Return each entry exactly, with none missing.

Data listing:
--- START ---

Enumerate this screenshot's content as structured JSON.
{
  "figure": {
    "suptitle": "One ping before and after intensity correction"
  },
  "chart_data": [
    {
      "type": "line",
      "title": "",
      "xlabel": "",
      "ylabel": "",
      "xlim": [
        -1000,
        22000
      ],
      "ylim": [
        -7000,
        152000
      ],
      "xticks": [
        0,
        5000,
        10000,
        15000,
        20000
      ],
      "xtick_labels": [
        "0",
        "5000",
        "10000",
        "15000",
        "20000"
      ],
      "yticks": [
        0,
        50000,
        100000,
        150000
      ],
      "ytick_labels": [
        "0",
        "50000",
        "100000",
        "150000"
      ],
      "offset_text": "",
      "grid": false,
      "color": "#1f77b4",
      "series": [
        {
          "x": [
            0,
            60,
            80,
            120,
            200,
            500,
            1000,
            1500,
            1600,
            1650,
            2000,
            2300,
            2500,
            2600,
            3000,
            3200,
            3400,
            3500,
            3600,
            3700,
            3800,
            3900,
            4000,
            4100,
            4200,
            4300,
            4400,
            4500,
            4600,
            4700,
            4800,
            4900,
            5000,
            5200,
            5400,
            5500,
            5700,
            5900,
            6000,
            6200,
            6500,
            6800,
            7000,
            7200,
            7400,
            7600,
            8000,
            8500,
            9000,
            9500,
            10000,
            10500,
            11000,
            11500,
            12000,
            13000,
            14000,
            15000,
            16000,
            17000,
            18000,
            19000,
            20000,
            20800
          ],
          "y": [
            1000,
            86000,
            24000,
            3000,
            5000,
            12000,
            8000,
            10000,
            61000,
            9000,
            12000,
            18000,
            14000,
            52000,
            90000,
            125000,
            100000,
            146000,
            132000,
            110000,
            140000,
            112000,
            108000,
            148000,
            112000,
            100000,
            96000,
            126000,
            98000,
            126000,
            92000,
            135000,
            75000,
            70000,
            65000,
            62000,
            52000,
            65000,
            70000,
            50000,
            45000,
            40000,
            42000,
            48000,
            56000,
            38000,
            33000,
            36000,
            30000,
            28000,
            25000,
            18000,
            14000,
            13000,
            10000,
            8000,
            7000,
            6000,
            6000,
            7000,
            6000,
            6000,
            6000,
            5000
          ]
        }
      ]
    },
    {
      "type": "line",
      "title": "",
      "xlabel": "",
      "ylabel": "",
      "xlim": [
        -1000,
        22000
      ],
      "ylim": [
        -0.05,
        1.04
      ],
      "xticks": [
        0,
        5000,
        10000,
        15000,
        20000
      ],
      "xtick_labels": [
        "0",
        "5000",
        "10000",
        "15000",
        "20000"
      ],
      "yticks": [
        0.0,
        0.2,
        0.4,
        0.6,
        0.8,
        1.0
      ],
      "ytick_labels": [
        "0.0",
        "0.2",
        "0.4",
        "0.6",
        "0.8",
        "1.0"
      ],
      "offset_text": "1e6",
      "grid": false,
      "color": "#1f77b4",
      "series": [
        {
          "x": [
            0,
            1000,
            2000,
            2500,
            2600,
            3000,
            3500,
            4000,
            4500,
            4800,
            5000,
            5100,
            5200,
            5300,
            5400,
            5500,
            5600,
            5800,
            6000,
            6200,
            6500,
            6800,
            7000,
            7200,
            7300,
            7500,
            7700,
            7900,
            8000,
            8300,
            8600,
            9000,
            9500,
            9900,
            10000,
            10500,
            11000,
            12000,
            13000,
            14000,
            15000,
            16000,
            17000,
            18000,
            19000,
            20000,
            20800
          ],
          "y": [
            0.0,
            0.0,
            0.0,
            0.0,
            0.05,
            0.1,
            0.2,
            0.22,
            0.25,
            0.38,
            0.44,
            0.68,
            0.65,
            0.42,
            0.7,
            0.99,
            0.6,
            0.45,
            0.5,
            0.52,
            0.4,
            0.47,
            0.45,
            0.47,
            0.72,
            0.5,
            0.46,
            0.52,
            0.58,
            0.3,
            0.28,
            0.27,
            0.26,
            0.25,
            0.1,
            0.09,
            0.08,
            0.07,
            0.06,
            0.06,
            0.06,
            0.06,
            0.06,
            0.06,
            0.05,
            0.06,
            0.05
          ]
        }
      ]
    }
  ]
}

--- END ---

* [Result]:
Enumerate this screenshot's content as structured JSON.
{
  "figure": {
    "suptitle": "One ping before and after intensity correction"
  },
  "chart_data": [
    {
      "type": "line",
      "title": "",
      "xlabel": "",
      "ylabel": "",
      "xlim": [
        -1000,
        22000
      ],
      "ylim": [
        -7000,
        152000
      ],
      "xticks": [
        0,
        5000,
        10000,
        15000,
        20000
      ],
      "xtick_labels": [
        "0",
        "5000",
        "10000",
        "15000",
        "20000"
      ],
      "yticks": [
        0,
        50000,
        100000,
        150000
      ],
      "ytick_labels": [
        "0",
        "50000",
        "100000",
        "150000"
      ],
      "offset_text": "",
      "grid": false,
      "color": "#1f77b4",
      "series": [
        {
          "x": [
            0,
            60,
            80,
            120,
            200,
            500,
            1000,
            1500,
            1600,
            1650,
            2000,
            2300,
            2500,
            2600,
            3000,
            3200,
            3400,
            3500,
            3600,
            3700,
            3800,
            3900,
            4000,
            4100,
            4200,
            4300,
            4400,
            4500,
            4600,
            4700,
            4800,
            4900,
            5000,
            5200,
            5400,
            5500,
            5700,
            5900,
            6000,
            6200,
            6500,
            6800,
            7000,
            7200,
            7400,
            7600,
            8000,
            8500,
            9000,
            9500,
            10000,
            10500,
            11000,
            11500,
            12000,
            13000,
            14000,
            15000,
            16000,
            17000,
            18000,
            19000,
            20000,
            20800
          ],
          "y": [
            1000,
            86000,
            24000,
            3000,
            5000,
            12000,
            8000,
            10000,
            61000,
            9000,
            12000,
            18000,
            14000,
            52000,
            90000,
            125000,
            100000,
            146000,
            132000,
            110000,
            140000,
            112000,
            108000,
            148000,
            112000,
            100000,
            96000,
            126000,
            98000,
            126000,
            92000,
            135000,
            75000,
            70000,
            65000,
            62000,
            52000,
            65000,
            70000,
            50000,
            45000,
            40000,
            42000,
            48000,
            56000,
            38000,
            33000,
            36000,
            30000,
            28000,
            25000,
            18000,
            14000,
            13000,
            10000,
            8000,
            7000,
            6000,
            6000,
            7000,
            6000,
            6000,
            6000,
            5000
          ]
        }
      ]
    },
    {
      "type": "line",
      "title": "",
      "xlabel": "",
      "ylabel": "",
      "xlim": [
        -1000,
        22000
      ],
      "ylim": [
        -0.05,
        1.04
      ],
      "xticks": [
        0,
        5000,
        10000,
        15000,
        20000
      ],
      "xtick_labels": [
        "0",
        "5000",
        "10000",
        "15000",
        "20000"
      ],
      "yticks": [
        0.0,
        0.2,
        0.4,
        0.6,
        0.8,
        1.0
      ],
      "ytick_labels": [
        "0.0",
        "0.2",
        "0.4",
        "0.6",
        "0.8",
        "1.0"
      ],
      "offset_text": "1e6",
      "grid": false,
      "color": "#1f77b4",
      "series": [
        {
          "x": [
            0,
            1000,
            2000,
            2500,
            2600,
            3000,
            3500,
            4000,
            4500,
            4800,
            5000,
            5100,
            5200,
            5300,
            5400,
            5500,
            5600,
            5800,
            6000,
            6200,
            6500,
            6800,
            7000,
            7200,
            7300,
            7500,
            7700,
            7900,
            8000,
            8300,
            8600,
            9000,
            9500,
            9900,
            10000,
            10500,
            11000,
            12000,
            13000,
            14000,
            15000,
            16000,
            17000,
            18000,
            19000,
            20000,
            20800
          ],
          "y": [
            0.0,
            0.0,
            0.0,
            0.0,
            0.05,
            0.1,
            0.2,
            0.22,
            0.25,
            0.38,
            0.44,
            0.68,
            0.65,
            0.42,
            0.7,
            0.99,
            0.6,
            0.45,
            0.5,
            0.52,
            0.4,
            0.47,
            0.45,
            0.47,
            0.72,
            0.5,
            0.46,
            0.52,
            0.58,
            0.3,
            0.28,
            0.27,
            0.26,
            0.25,
            0.1,
            0.09,
            0.08,
            0.07,
            0.06,
            0.06,
            0.06,
            0.06,
            0.06,
            0.06,
            0.05,
            0.06,
            0.05
          ]
        }
      ]
    }
  ]
}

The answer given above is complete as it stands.